-- STATED EXERCISE --
Go through the entries below and copy each line containing the word "Lounge".

[START]

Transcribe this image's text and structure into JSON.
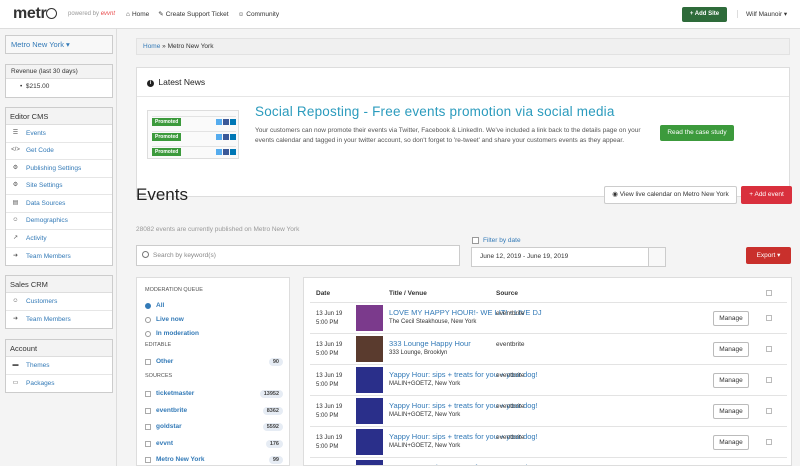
{
  "topbar": {
    "logo": "metr",
    "powered_by": "powered by",
    "brand": "evvnt",
    "nav": [
      {
        "icon": "⌂",
        "label": "Home"
      },
      {
        "icon": "✎",
        "label": "Create Support Ticket"
      },
      {
        "icon": "☺",
        "label": "Community"
      }
    ],
    "add_site": "+ Add Site",
    "user": "Wilf Maunoir ▾"
  },
  "sidebar": {
    "city": "Metro New York ▾",
    "revenue_header": "Revenue (last 30 days)",
    "revenue_value": "$215.00",
    "editor_cms": {
      "title": "Editor CMS",
      "items": [
        {
          "icon": "☰",
          "label": "Events"
        },
        {
          "icon": "</>",
          "label": "Get Code"
        },
        {
          "icon": "⚙",
          "label": "Publishing Settings"
        },
        {
          "icon": "⚙",
          "label": "Site Settings"
        },
        {
          "icon": "▤",
          "label": "Data Sources"
        },
        {
          "icon": "☺",
          "label": "Demographics"
        },
        {
          "icon": "↗",
          "label": "Activity"
        },
        {
          "icon": "➜",
          "label": "Team Members"
        }
      ]
    },
    "sales_crm": {
      "title": "Sales CRM",
      "items": [
        {
          "icon": "☺",
          "label": "Customers"
        },
        {
          "icon": "➜",
          "label": "Team Members"
        }
      ]
    },
    "account": {
      "title": "Account",
      "items": [
        {
          "icon": "▬",
          "label": "Themes"
        },
        {
          "icon": "▭",
          "label": "Packages"
        }
      ]
    }
  },
  "breadcrumb": {
    "home": "Home",
    "current": "Metro New York"
  },
  "news": {
    "title": "Latest News",
    "promo_tag": "Promoted",
    "headline": "Social Reposting - Free events promotion via social media",
    "body": "Your customers can now promote their events via Twitter, Facebook & LinkedIn. We've included a link back to the details page on your events calendar and tagged in your twitter account, so don't forget to 're-tweet' and share your customers events as they appear.",
    "cta": "Read the case study"
  },
  "events": {
    "title": "Events",
    "view_calendar": "View live calendar on Metro New York",
    "add_event": "+ Add event",
    "count_text": "28082 events are currently published on Metro New York",
    "search_placeholder": "Search by keyword(s)",
    "filter_by_date": "Filter by date",
    "date_range": "June 12, 2019  -  June 19, 2019",
    "export": "Export ▾"
  },
  "filters": {
    "moderation_label": "MODERATION QUEUE",
    "moderation": [
      {
        "label": "All",
        "on": true
      },
      {
        "label": "Live now",
        "on": false
      },
      {
        "label": "In moderation",
        "on": false
      }
    ],
    "editable_label": "EDITABLE",
    "editable": [
      {
        "label": "Other",
        "count": "90"
      }
    ],
    "sources_label": "SOURCES",
    "sources": [
      {
        "label": "ticketmaster",
        "count": "13952"
      },
      {
        "label": "eventbrite",
        "count": "8362"
      },
      {
        "label": "goldstar",
        "count": "5592"
      },
      {
        "label": "evvnt",
        "count": "176"
      },
      {
        "label": "Metro New York",
        "count": "99"
      }
    ]
  },
  "table": {
    "headers": {
      "date": "Date",
      "title": "Title / Venue",
      "source": "Source"
    },
    "rows": [
      {
        "date": "13 Jun 19",
        "time": "5:00 PM",
        "title": "LOVE MY HAPPY HOUR!- WE LIT! - LIVE DJ",
        "venue": "The Cecil Steakhouse, New York",
        "source": "eventbrite",
        "manage": "Manage",
        "thumb": "#7b3a8c"
      },
      {
        "date": "13 Jun 19",
        "time": "5:00 PM",
        "title": "333 Lounge Happy Hour",
        "venue": "333 Lounge, Brooklyn",
        "source": "eventbrite",
        "manage": "Manage",
        "thumb": "#5a3b2e"
      },
      {
        "date": "13 Jun 19",
        "time": "5:00 PM",
        "title": "Yappy Hour: sips + treats for you + your dog!",
        "venue": "MALIN+GOETZ, New York",
        "source": "eventbrite",
        "manage": "Manage",
        "thumb": "#2a2f8a"
      },
      {
        "date": "13 Jun 19",
        "time": "5:00 PM",
        "title": "Yappy Hour: sips + treats for you + your dog!",
        "venue": "MALIN+GOETZ, New York",
        "source": "eventbrite",
        "manage": "Manage",
        "thumb": "#2a2f8a"
      },
      {
        "date": "13 Jun 19",
        "time": "5:00 PM",
        "title": "Yappy Hour: sips + treats for you + your dog!",
        "venue": "MALIN+GOETZ, New York",
        "source": "eventbrite",
        "manage": "Manage",
        "thumb": "#2a2f8a"
      },
      {
        "date": "13 Jun 19",
        "time": "5:00 PM",
        "title": "Yappy Hour: sips + treats for you + your dog!",
        "venue": "MALIN+GOETZ, New York",
        "source": "eventbrite",
        "manage": "Manage",
        "thumb": "#2a2f8a"
      }
    ]
  }
}
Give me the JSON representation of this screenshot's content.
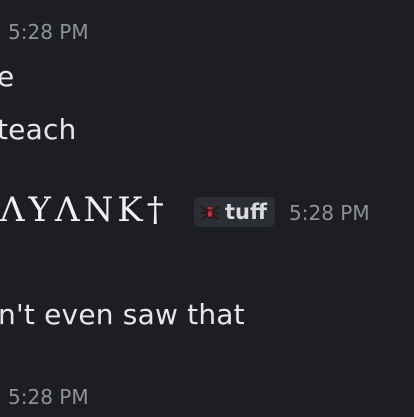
{
  "messages": [
    {
      "timestamp": "5:28 PM"
    },
    {
      "text": "e"
    },
    {
      "text": " teach"
    },
    {
      "username": "ΛYΛNK†",
      "tag": {
        "label": "tuff",
        "icon": "spider-icon"
      },
      "timestamp": "5:28 PM"
    },
    {
      "text": "n't even saw that"
    },
    {
      "timestamp": "5:28 PM"
    }
  ],
  "colors": {
    "background": "#1d1e23",
    "text": "#e6e7ea",
    "timestamp": "#8e9198",
    "tag_background": "#2c2e35"
  }
}
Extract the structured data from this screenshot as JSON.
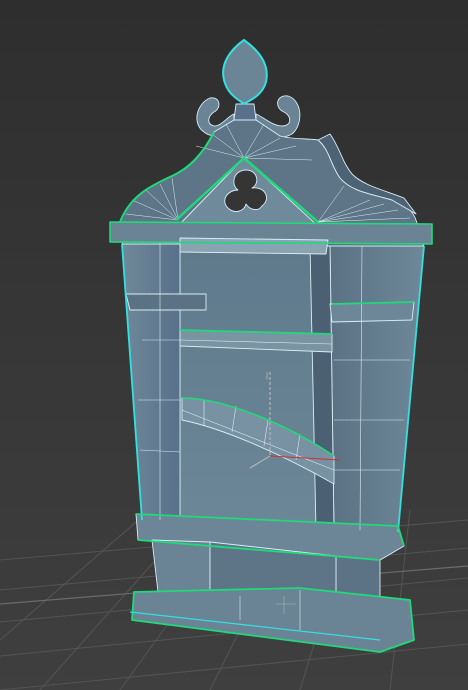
{
  "viewport": {
    "kind": "3d-perspective-viewport",
    "object": "gothic-cabinet-model",
    "display_mode": "shaded-with-wireframe-edges",
    "selection_state": "selected",
    "colors": {
      "background": "#3b3b3b",
      "grid": "#5a5a5a",
      "mesh_fill": "#5c7385",
      "mesh_fill_dark": "#4a5f70",
      "mesh_fill_light": "#7890a0",
      "inner_panel": "#6a8595",
      "wire_edge": "#d8eef6",
      "selection_outline": "#1fd97a",
      "selection_outline_alt": "#33e0e0",
      "gizmo_x": "#d13030",
      "gizmo_y": "#c0c0c0"
    }
  }
}
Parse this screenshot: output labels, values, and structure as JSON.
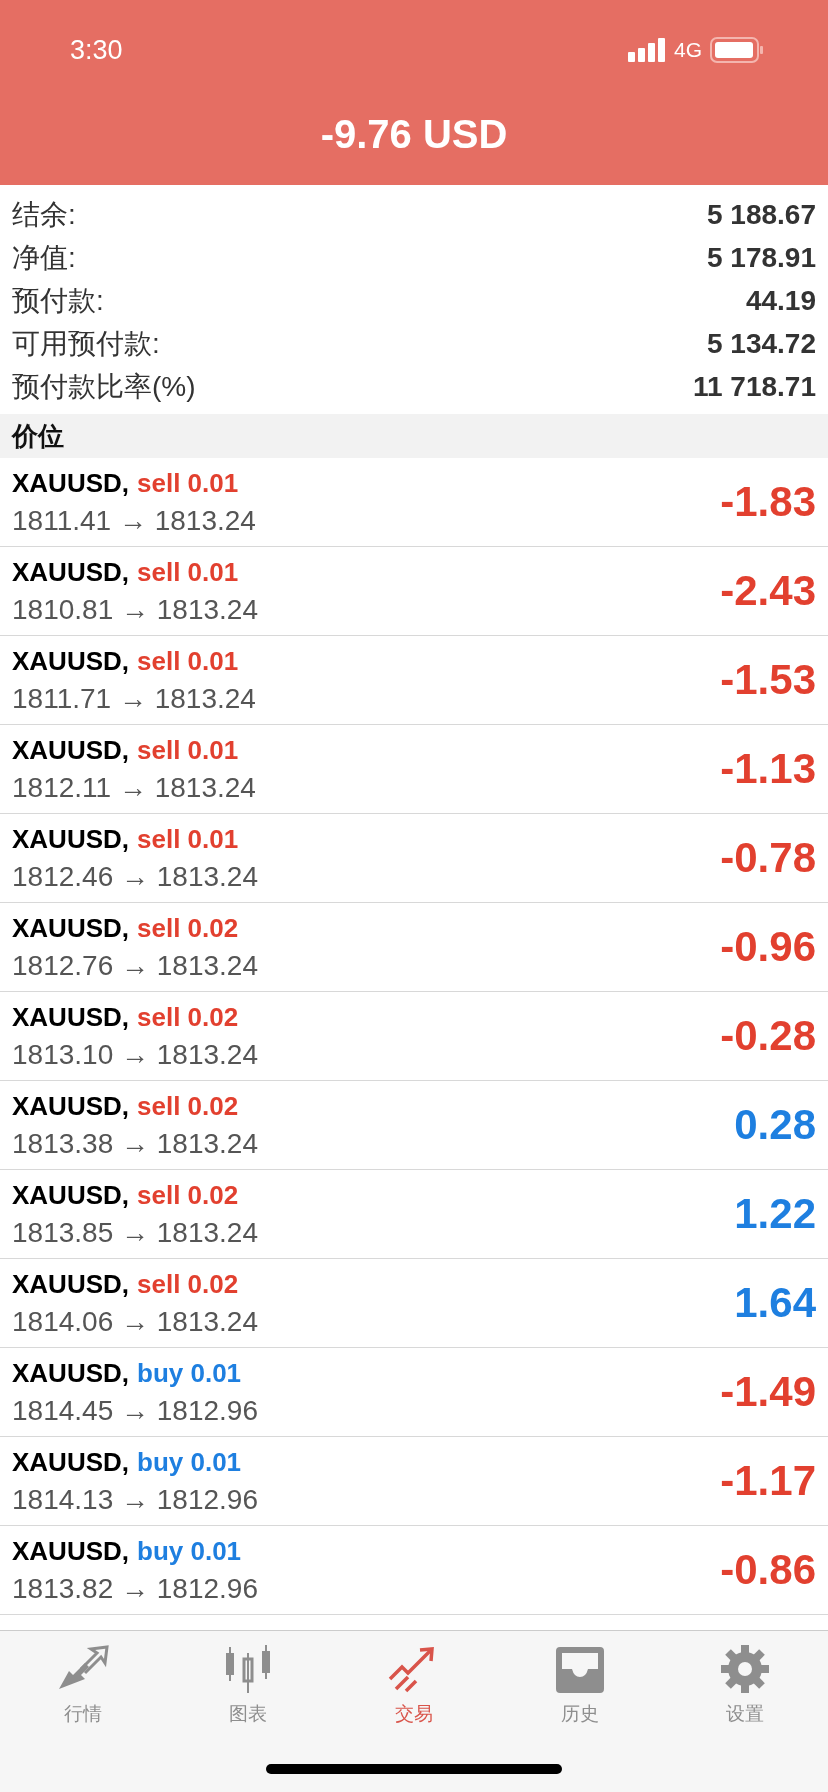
{
  "status_bar": {
    "time": "3:30",
    "network": "4G"
  },
  "header": {
    "title": "-9.76 USD"
  },
  "summary": [
    {
      "label": "结余:",
      "value": "5 188.67"
    },
    {
      "label": "净值:",
      "value": "5 178.91"
    },
    {
      "label": "预付款:",
      "value": "44.19"
    },
    {
      "label": "可用预付款:",
      "value": "5 134.72"
    },
    {
      "label": "预付款比率(%)",
      "value": "11 718.71"
    }
  ],
  "section": {
    "title": "价位"
  },
  "positions": [
    {
      "symbol": "XAUUSD,",
      "order": {
        "text": "sell 0.01",
        "color": "#e2402f"
      },
      "prices": "1811.41 → 1813.24",
      "profit": {
        "text": "-1.83",
        "color": "#e2402f"
      }
    },
    {
      "symbol": "XAUUSD,",
      "order": {
        "text": "sell 0.01",
        "color": "#e2402f"
      },
      "prices": "1810.81 → 1813.24",
      "profit": {
        "text": "-2.43",
        "color": "#e2402f"
      }
    },
    {
      "symbol": "XAUUSD,",
      "order": {
        "text": "sell 0.01",
        "color": "#e2402f"
      },
      "prices": "1811.71 → 1813.24",
      "profit": {
        "text": "-1.53",
        "color": "#e2402f"
      }
    },
    {
      "symbol": "XAUUSD,",
      "order": {
        "text": "sell 0.01",
        "color": "#e2402f"
      },
      "prices": "1812.11 → 1813.24",
      "profit": {
        "text": "-1.13",
        "color": "#e2402f"
      }
    },
    {
      "symbol": "XAUUSD,",
      "order": {
        "text": "sell 0.01",
        "color": "#e2402f"
      },
      "prices": "1812.46 → 1813.24",
      "profit": {
        "text": "-0.78",
        "color": "#e2402f"
      }
    },
    {
      "symbol": "XAUUSD,",
      "order": {
        "text": "sell 0.02",
        "color": "#e2402f"
      },
      "prices": "1812.76 → 1813.24",
      "profit": {
        "text": "-0.96",
        "color": "#e2402f"
      }
    },
    {
      "symbol": "XAUUSD,",
      "order": {
        "text": "sell 0.02",
        "color": "#e2402f"
      },
      "prices": "1813.10 → 1813.24",
      "profit": {
        "text": "-0.28",
        "color": "#e2402f"
      }
    },
    {
      "symbol": "XAUUSD,",
      "order": {
        "text": "sell 0.02",
        "color": "#e2402f"
      },
      "prices": "1813.38 → 1813.24",
      "profit": {
        "text": "0.28",
        "color": "#1e7fe0"
      }
    },
    {
      "symbol": "XAUUSD,",
      "order": {
        "text": "sell 0.02",
        "color": "#e2402f"
      },
      "prices": "1813.85 → 1813.24",
      "profit": {
        "text": "1.22",
        "color": "#1e7fe0"
      }
    },
    {
      "symbol": "XAUUSD,",
      "order": {
        "text": "sell 0.02",
        "color": "#e2402f"
      },
      "prices": "1814.06 → 1813.24",
      "profit": {
        "text": "1.64",
        "color": "#1e7fe0"
      }
    },
    {
      "symbol": "XAUUSD,",
      "order": {
        "text": "buy 0.01",
        "color": "#1e7fe0"
      },
      "prices": "1814.45 → 1812.96",
      "profit": {
        "text": "-1.49",
        "color": "#e2402f"
      }
    },
    {
      "symbol": "XAUUSD,",
      "order": {
        "text": "buy 0.01",
        "color": "#1e7fe0"
      },
      "prices": "1814.13 → 1812.96",
      "profit": {
        "text": "-1.17",
        "color": "#e2402f"
      }
    },
    {
      "symbol": "XAUUSD,",
      "order": {
        "text": "buy 0.01",
        "color": "#1e7fe0"
      },
      "prices": "1813.82 → 1812.96",
      "profit": {
        "text": "-0.86",
        "color": "#e2402f"
      }
    }
  ],
  "tab_bar": [
    {
      "kind": "quotes",
      "label": "行情",
      "selected": false
    },
    {
      "kind": "chart",
      "label": "图表",
      "selected": false
    },
    {
      "kind": "trade",
      "label": "交易",
      "selected": true
    },
    {
      "kind": "history",
      "label": "历史",
      "selected": false
    },
    {
      "kind": "settings",
      "label": "设置",
      "selected": false
    }
  ]
}
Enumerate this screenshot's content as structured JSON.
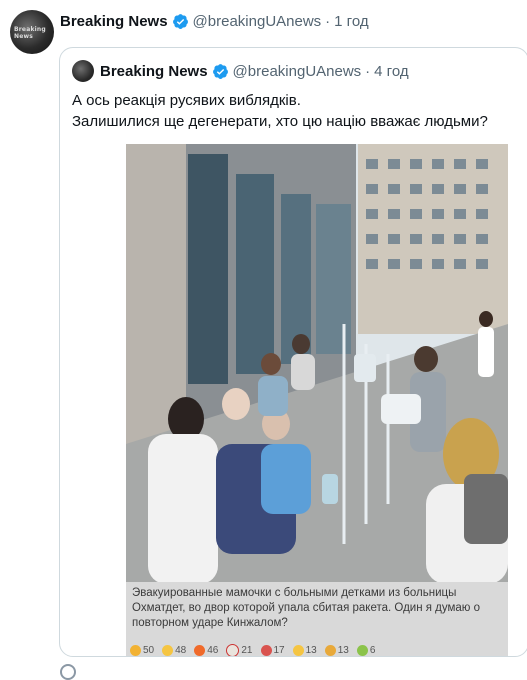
{
  "outer_tweet": {
    "name": "Breaking News",
    "handle": "@breakingUAnews",
    "separator": "·",
    "time": "1 год",
    "avatar_label": "Breaking News"
  },
  "quoted_tweet": {
    "name": "Breaking News",
    "handle": "@breakingUAnews",
    "separator": "·",
    "time": "4 год",
    "text_line1": "А ось реакція русявих виблядків.",
    "text_line2": "Залишилися ще дегенерати, хто цю націю вважає людьми?"
  },
  "photo": {
    "caption": "Эвакуированные мамочки с больными детками из больницы Охматдет, во двор которой упала сбитая ракета. Один я думаю о повторном ударе Кинжалом?",
    "reactions": [
      {
        "icon": "thumbs-up-icon",
        "count": "50",
        "color": "#f2b233"
      },
      {
        "icon": "laughing-face-icon",
        "count": "48",
        "color": "#f5c542"
      },
      {
        "icon": "fire-icon",
        "count": "46",
        "color": "#f06a2a"
      },
      {
        "icon": "clown-face-icon",
        "count": "21",
        "color": "#e9e4dd"
      },
      {
        "icon": "angry-face-icon",
        "count": "17",
        "color": "#d9534f"
      },
      {
        "icon": "smirk-face-icon",
        "count": "13",
        "color": "#f5c542"
      },
      {
        "icon": "party-icon",
        "count": "13",
        "color": "#e8a93a"
      },
      {
        "icon": "vomit-face-icon",
        "count": "6",
        "color": "#8bc34a"
      }
    ]
  },
  "colors": {
    "verified": "#1d9bf0",
    "muted": "#536471",
    "border": "#cfd9de"
  }
}
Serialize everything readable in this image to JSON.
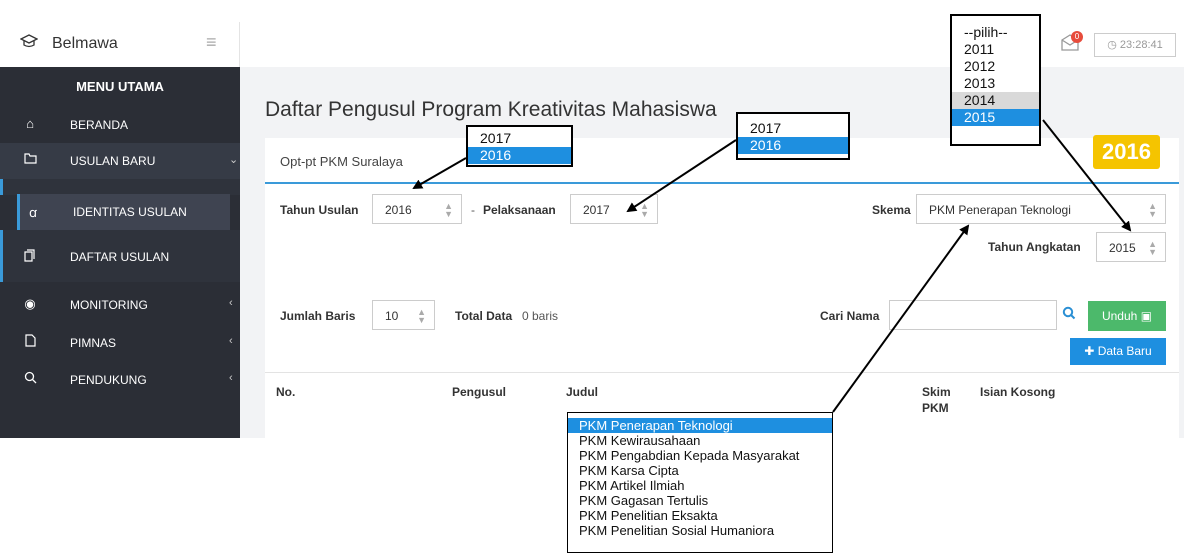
{
  "brand": {
    "name": "Belmawa",
    "cap_icon": "graduation-cap-icon",
    "menu_icon": "hamburger-icon"
  },
  "topbar": {
    "clock": "23:28:41",
    "notif_count": "0"
  },
  "sidebar": {
    "heading": "MENU UTAMA",
    "items": [
      {
        "label": "BERANDA",
        "icon": "home-icon"
      },
      {
        "label": "USULAN BARU",
        "icon": "folder-icon"
      },
      {
        "label": "IDENTITAS USULAN",
        "icon": "users-icon"
      },
      {
        "label": "DAFTAR USULAN",
        "icon": "documents-icon"
      },
      {
        "label": "MONITORING",
        "icon": "eye-icon"
      },
      {
        "label": "PIMNAS",
        "icon": "file-icon"
      },
      {
        "label": "PENDUKUNG",
        "icon": "search-icon"
      }
    ]
  },
  "main": {
    "title": "Daftar Pengusul Program Kreativitas Mahasiswa",
    "tab": "Opt-pt PKM Suralaya",
    "filters": {
      "tahun_usulan_label": "Tahun Usulan",
      "tahun_usulan_value": "2016",
      "dash": "-",
      "pelaksanaan_label": "Pelaksanaan",
      "pelaksanaan_value": "2017",
      "skema_label": "Skema",
      "skema_value": "PKM Penerapan Teknologi",
      "tahun_angkatan_label": "Tahun Angkatan",
      "tahun_angkatan_value": "2015",
      "jumlah_baris_label": "Jumlah Baris",
      "jumlah_baris_value": "10",
      "total_data_label": "Total Data",
      "total_data_value": "0 baris",
      "cari_nama_label": "Cari Nama",
      "cari_nama_value": ""
    },
    "buttons": {
      "unduh": "Unduh",
      "data_baru": "Data Baru"
    },
    "table_headers": {
      "no": "No.",
      "pengusul": "Pengusul",
      "judul": "Judul",
      "skim": "Skim",
      "skim2": "PKM",
      "isian": "Isian Kosong"
    }
  },
  "overlays": {
    "year_badge": "2016",
    "dd_tahun_usulan": [
      "2017",
      "2016"
    ],
    "dd_pelaksanaan": [
      "2017",
      "2016"
    ],
    "dd_angkatan": [
      "--pilih--",
      "2011",
      "2012",
      "2013",
      "2014",
      "2015"
    ],
    "dd_skema": [
      "PKM Penerapan Teknologi",
      "PKM Kewirausahaan",
      "PKM Pengabdian Kepada Masyarakat",
      "PKM Karsa Cipta",
      "PKM Artikel Ilmiah",
      "PKM Gagasan Tertulis",
      "PKM Penelitian Eksakta",
      "PKM Penelitian Sosial Humaniora"
    ]
  },
  "colors": {
    "sidebar": "#2b2e36",
    "accent": "#3a9ad9",
    "green": "#4cb96b",
    "highlight": "#1e8fe0",
    "badge": "#f5c400"
  }
}
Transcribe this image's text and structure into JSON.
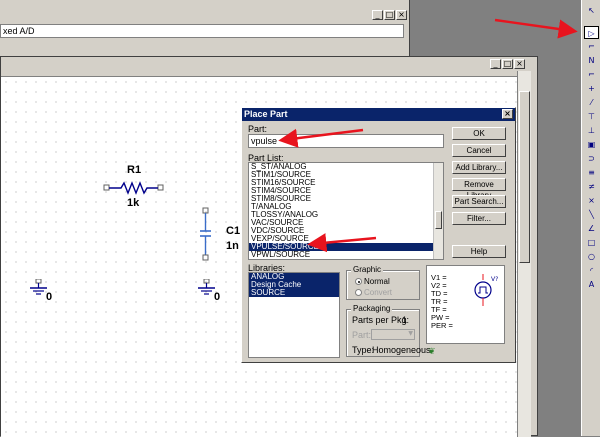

[END]

-- TASK OUTPUT --
        "title": "333 Lounge Happy Hour",
        "venue": "333 Lounge, Brooklyn",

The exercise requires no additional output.